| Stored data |
------------

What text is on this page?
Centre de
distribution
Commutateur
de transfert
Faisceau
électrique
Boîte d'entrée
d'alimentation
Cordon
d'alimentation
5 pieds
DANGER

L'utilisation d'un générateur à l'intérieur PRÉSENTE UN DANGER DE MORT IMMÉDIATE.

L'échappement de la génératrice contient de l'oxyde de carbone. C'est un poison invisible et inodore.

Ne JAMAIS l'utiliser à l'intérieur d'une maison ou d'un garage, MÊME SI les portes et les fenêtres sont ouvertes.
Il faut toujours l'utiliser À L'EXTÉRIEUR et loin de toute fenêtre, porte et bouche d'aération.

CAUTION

------------

| WRITTEN INSTRUCTION |
Above are some records; extract every one of them exactly.

| SOLUTION BELOW |
What text is on this page?
Centre de
distribution
Commutateur
de transfert
Faisceau
électrique
Boîte d'entrée
d'alimentation
Cordon
d'alimentation
5 pieds
DANGER

L'utilisation d'un générateur à l'intérieur PRÉSENTE UN DANGER DE MORT IMMÉDIATE.

L'échappement de la génératrice contient de l'oxyde de carbone. C'est un poison invisible et inodore.

Ne JAMAIS l'utiliser à l'intérieur d'une maison ou d'un garage, MÊME SI les portes et les fenêtres sont ouvertes.
Il faut toujours l'utiliser À L'EXTÉRIEUR et loin de toute fenêtre, porte et bouche d'aération.

CAUTION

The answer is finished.